* [Given instruction] Reproduce each line from the records that holds "祝你新年快乐".

* [Record excerpts]

● ● ● ● ●

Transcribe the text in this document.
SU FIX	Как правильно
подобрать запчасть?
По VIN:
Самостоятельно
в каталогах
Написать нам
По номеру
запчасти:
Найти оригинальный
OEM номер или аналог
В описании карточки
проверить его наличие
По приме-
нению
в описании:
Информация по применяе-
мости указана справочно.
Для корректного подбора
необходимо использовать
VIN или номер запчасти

● ● ● ● ●

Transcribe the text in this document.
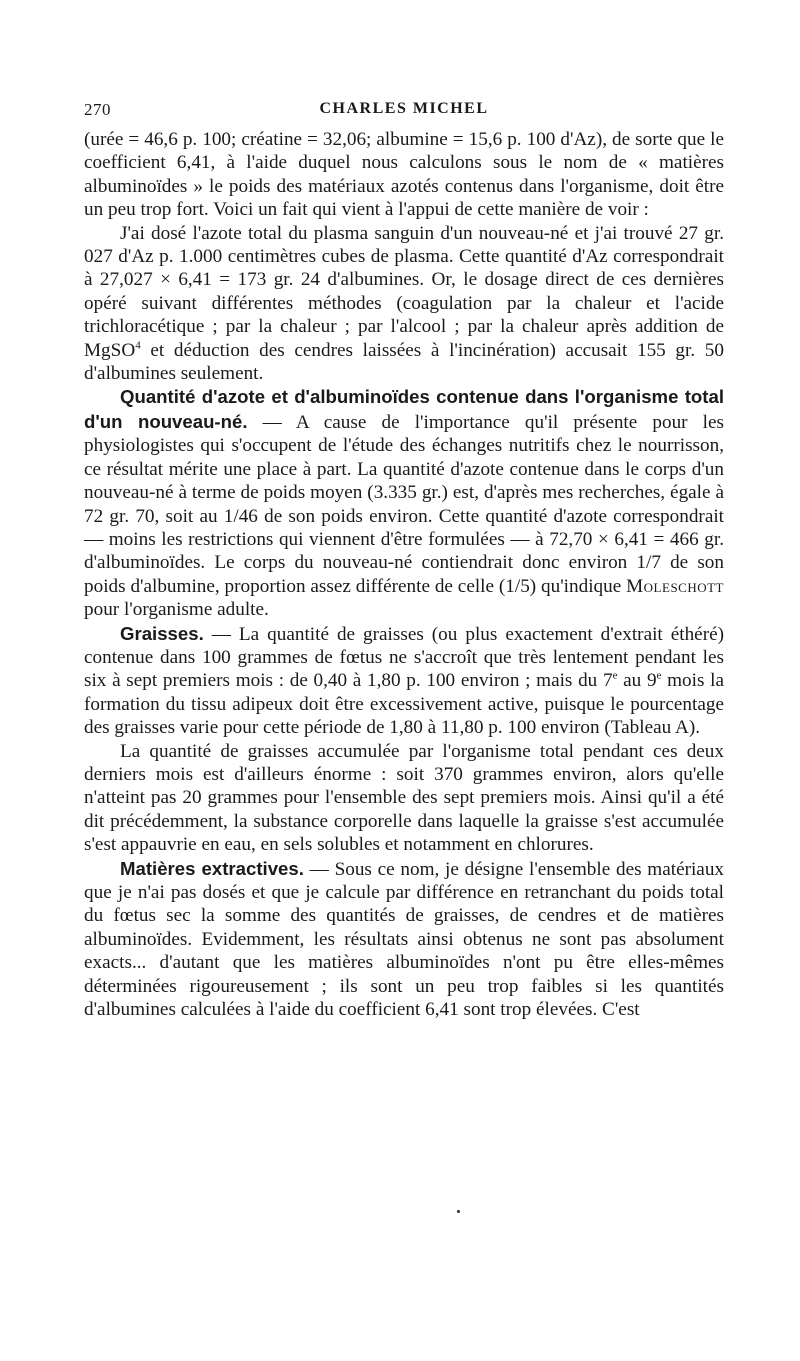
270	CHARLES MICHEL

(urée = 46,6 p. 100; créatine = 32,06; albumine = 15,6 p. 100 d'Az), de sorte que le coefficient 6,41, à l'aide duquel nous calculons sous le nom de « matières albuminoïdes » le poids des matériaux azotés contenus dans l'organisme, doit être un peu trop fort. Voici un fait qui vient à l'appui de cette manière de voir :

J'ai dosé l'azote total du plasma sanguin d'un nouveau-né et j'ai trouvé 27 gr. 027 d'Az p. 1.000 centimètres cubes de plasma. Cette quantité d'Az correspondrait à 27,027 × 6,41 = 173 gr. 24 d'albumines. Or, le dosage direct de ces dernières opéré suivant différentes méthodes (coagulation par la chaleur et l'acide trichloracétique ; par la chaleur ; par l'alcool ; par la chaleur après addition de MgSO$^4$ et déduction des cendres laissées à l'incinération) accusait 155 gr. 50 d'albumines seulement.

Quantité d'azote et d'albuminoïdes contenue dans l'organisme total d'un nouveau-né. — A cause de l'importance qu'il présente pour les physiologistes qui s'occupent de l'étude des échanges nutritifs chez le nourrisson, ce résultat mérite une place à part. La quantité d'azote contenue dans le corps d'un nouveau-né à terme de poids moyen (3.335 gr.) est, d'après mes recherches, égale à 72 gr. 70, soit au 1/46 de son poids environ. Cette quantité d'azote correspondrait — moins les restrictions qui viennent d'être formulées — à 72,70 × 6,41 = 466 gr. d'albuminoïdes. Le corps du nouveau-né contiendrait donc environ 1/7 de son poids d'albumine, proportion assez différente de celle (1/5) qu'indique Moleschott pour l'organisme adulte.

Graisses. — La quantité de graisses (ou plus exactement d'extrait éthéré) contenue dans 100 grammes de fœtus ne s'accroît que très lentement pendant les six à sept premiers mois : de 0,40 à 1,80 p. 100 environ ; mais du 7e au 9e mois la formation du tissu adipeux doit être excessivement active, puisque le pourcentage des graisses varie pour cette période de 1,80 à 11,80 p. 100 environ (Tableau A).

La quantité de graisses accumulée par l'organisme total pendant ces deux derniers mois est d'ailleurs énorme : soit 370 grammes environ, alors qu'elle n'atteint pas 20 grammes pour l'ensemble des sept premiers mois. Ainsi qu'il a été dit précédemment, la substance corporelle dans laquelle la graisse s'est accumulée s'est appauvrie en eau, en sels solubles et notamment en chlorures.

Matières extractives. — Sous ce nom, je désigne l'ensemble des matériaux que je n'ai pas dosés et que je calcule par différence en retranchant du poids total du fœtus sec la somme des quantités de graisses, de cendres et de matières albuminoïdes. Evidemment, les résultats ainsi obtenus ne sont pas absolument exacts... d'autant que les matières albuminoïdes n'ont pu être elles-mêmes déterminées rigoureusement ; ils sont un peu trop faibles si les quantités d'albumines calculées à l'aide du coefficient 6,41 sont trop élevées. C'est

● ● ● ● ●

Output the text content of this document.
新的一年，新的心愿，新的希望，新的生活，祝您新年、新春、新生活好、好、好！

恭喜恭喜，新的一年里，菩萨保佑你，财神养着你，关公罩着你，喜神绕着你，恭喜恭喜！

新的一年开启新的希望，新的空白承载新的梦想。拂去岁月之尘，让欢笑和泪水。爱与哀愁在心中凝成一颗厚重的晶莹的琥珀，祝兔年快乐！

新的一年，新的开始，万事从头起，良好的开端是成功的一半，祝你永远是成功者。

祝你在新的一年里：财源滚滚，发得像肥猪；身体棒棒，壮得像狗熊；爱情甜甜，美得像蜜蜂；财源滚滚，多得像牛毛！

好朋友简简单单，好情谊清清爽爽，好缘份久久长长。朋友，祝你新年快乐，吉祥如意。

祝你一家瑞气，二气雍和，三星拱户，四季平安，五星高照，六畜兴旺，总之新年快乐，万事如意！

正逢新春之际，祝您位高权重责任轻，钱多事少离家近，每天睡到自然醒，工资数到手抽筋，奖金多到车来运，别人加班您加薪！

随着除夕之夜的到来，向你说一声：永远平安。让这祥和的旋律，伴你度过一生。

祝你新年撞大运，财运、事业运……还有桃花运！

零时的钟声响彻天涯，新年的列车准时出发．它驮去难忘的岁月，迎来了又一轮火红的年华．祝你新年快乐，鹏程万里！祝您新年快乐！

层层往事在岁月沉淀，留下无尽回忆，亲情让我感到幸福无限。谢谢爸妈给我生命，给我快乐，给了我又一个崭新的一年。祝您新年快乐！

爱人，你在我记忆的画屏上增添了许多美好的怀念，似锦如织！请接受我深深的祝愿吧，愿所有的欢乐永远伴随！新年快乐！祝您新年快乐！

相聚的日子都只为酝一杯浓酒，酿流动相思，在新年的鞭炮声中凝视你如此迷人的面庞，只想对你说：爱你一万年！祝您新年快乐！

● ● ● ● ●

* [Solution to this task]
好朋友简简单单，好情谊清清爽爽，好缘份久久长长。朋友，祝你新年快乐，吉祥如意。
零时的钟声响彻天涯，新年的列车准时出发．它驮去难忘的岁月，迎来了又一轮火红的年华．祝你新年快乐，鹏程万里！祝您新年快乐！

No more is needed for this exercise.